> **REQUEST**
Repeat the entries that follow verbatim, without any of their pictures.

> **EXTRACTED DATA**
** Begin **

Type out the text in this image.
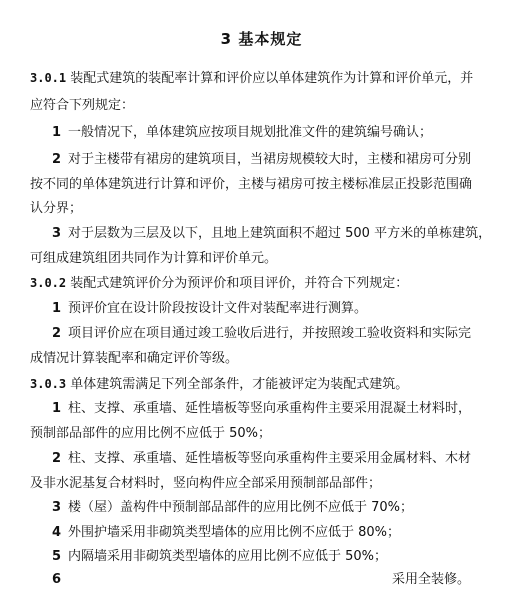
3 基本规定
3.0.1 装配式建筑的装配率计算和评价应以单体建筑作为计算和评价单元，并
应符合下列规定：
1 一般情况下，单体建筑应按项目规划批准文件的建筑编号确认；
2 对于主楼带有裙房的建筑项目，当裙房规模较大时，主楼和裙房可分别
按不同的单体建筑进行计算和评价，主楼与裙房可按主楼标准层正投影范围确
认分界；
3 对于层数为三层及以下，且地上建筑面积不超过 500 平方米的单栋建筑，
可组成建筑组团共同作为计算和评价单元。
3.0.2 装配式建筑评价分为预评价和项目评价，并符合下列规定：
1 预评价宜在设计阶段按设计文件对装配率进行测算。
2 项目评价应在项目通过竣工验收后进行，并按照竣工验收资料和实际完
成情况计算装配率和确定评价等级。
3.0.3 单体建筑需满足下列全部条件，才能被评定为装配式建筑。
1 柱、支撑、承重墙、延性墙板等竖向承重构件主要采用混凝土材料时，
预制部品部件的应用比例不应低于 50%；
2 柱、支撑、承重墙、延性墙板等竖向承重构件主要采用金属材料、木材
及非水泥基复合材料时，竖向构件应全部采用预制部品部件；
3 楼（屋）盖构件中预制部品部件的应用比例不应低于 70%；
4 外围护墙采用非砌筑类型墙体的应用比例不应低于 80%；
5 内隔墙采用非砌筑类型墙体的应用比例不应低于 50%；
6	采用全装修。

** End **

> **FINAL RESULT**
Type out the text in this image.
3 基本规定
3.0.1 装配式建筑的装配率计算和评价应以单体建筑作为计算和评价单元，并
应符合下列规定：
1 一般情况下，单体建筑应按项目规划批准文件的建筑编号确认；
2 对于主楼带有裙房的建筑项目，当裙房规模较大时，主楼和裙房可分别
按不同的单体建筑进行计算和评价，主楼与裙房可按主楼标准层正投影范围确
认分界；
3 对于层数为三层及以下，且地上建筑面积不超过 500 平方米的单栋建筑，
可组成建筑组团共同作为计算和评价单元。
3.0.2 装配式建筑评价分为预评价和项目评价，并符合下列规定：
1 预评价宜在设计阶段按设计文件对装配率进行测算。
2 项目评价应在项目通过竣工验收后进行，并按照竣工验收资料和实际完
成情况计算装配率和确定评价等级。
3.0.3 单体建筑需满足下列全部条件，才能被评定为装配式建筑。
1 柱、支撑、承重墙、延性墙板等竖向承重构件主要采用混凝土材料时，
预制部品部件的应用比例不应低于 50%；
2 柱、支撑、承重墙、延性墙板等竖向承重构件主要采用金属材料、木材
及非水泥基复合材料时，竖向构件应全部采用预制部品部件；
3 楼（屋）盖构件中预制部品部件的应用比例不应低于 70%；
4 外围护墙采用非砌筑类型墙体的应用比例不应低于 80%；
5 内隔墙采用非砌筑类型墙体的应用比例不应低于 50%；
6	采用全装修。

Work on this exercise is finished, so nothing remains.